> _TASK TO CARRY OUT_
Return the whole listing, keeping every character the same.

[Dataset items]
________

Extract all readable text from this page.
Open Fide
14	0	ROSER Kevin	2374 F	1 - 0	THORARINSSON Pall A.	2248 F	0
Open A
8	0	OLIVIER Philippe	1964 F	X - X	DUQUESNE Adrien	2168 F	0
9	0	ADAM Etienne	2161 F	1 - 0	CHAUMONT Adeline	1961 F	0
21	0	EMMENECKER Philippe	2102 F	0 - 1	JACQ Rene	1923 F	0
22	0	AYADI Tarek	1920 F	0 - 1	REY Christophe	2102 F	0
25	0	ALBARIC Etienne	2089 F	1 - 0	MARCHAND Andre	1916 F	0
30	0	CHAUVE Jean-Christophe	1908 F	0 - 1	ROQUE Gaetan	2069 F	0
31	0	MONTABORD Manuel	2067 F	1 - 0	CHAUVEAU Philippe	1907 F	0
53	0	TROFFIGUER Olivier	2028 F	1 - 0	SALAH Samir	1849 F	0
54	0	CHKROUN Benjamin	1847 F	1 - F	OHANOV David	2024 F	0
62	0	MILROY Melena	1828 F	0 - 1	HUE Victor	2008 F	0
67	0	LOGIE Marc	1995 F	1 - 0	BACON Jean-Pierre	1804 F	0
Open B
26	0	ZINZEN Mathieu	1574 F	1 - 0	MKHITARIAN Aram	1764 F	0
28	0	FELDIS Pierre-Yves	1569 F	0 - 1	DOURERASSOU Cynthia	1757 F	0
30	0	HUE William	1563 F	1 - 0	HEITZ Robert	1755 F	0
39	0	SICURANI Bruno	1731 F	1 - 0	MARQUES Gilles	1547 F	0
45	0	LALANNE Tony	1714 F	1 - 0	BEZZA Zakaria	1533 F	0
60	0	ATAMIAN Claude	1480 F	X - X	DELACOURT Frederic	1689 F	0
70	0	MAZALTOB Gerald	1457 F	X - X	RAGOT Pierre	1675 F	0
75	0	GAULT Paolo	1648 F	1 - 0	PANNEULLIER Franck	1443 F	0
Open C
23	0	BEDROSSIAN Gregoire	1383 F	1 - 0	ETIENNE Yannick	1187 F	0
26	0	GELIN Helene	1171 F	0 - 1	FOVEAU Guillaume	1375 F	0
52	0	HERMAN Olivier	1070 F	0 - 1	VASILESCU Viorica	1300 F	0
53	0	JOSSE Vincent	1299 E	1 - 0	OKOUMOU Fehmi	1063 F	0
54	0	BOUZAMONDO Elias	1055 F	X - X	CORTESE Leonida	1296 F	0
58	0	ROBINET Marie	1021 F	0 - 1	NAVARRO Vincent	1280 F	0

________

> _RESPONSE BELOW_
Extract all readable text from this page.
Open Fide
14	0	ROSER Kevin	2374 F	1 - 0	THORARINSSON Pall A.	2248 F	0
Open A
8	0	OLIVIER Philippe	1964 F	X - X	DUQUESNE Adrien	2168 F	0
9	0	ADAM Etienne	2161 F	1 - 0	CHAUMONT Adeline	1961 F	0
21	0	EMMENECKER Philippe	2102 F	0 - 1	JACQ Rene	1923 F	0
22	0	AYADI Tarek	1920 F	0 - 1	REY Christophe	2102 F	0
25	0	ALBARIC Etienne	2089 F	1 - 0	MARCHAND Andre	1916 F	0
30	0	CHAUVE Jean-Christophe	1908 F	0 - 1	ROQUE Gaetan	2069 F	0
31	0	MONTABORD Manuel	2067 F	1 - 0	CHAUVEAU Philippe	1907 F	0
53	0	TROFFIGUER Olivier	2028 F	1 - 0	SALAH Samir	1849 F	0
54	0	CHKROUN Benjamin	1847 F	1 - F	OHANOV David	2024 F	0
62	0	MILROY Melena	1828 F	0 - 1	HUE Victor	2008 F	0
67	0	LOGIE Marc	1995 F	1 - 0	BACON Jean-Pierre	1804 F	0
Open B
26	0	ZINZEN Mathieu	1574 F	1 - 0	MKHITARIAN Aram	1764 F	0
28	0	FELDIS Pierre-Yves	1569 F	0 - 1	DOURERASSOU Cynthia	1757 F	0
30	0	HUE William	1563 F	1 - 0	HEITZ Robert	1755 F	0
39	0	SICURANI Bruno	1731 F	1 - 0	MARQUES Gilles	1547 F	0
45	0	LALANNE Tony	1714 F	1 - 0	BEZZA Zakaria	1533 F	0
60	0	ATAMIAN Claude	1480 F	X - X	DELACOURT Frederic	1689 F	0
70	0	MAZALTOB Gerald	1457 F	X - X	RAGOT Pierre	1675 F	0
75	0	GAULT Paolo	1648 F	1 - 0	PANNEULLIER Franck	1443 F	0
Open C
23	0	BEDROSSIAN Gregoire	1383 F	1 - 0	ETIENNE Yannick	1187 F	0
26	0	GELIN Helene	1171 F	0 - 1	FOVEAU Guillaume	1375 F	0
52	0	HERMAN Olivier	1070 F	0 - 1	VASILESCU Viorica	1300 F	0
53	0	JOSSE Vincent	1299 E	1 - 0	OKOUMOU Fehmi	1063 F	0
54	0	BOUZAMONDO Elias	1055 F	X - X	CORTESE Leonida	1296 F	0
58	0	ROBINET Marie	1021 F	0 - 1	NAVARRO Vincent	1280 F	0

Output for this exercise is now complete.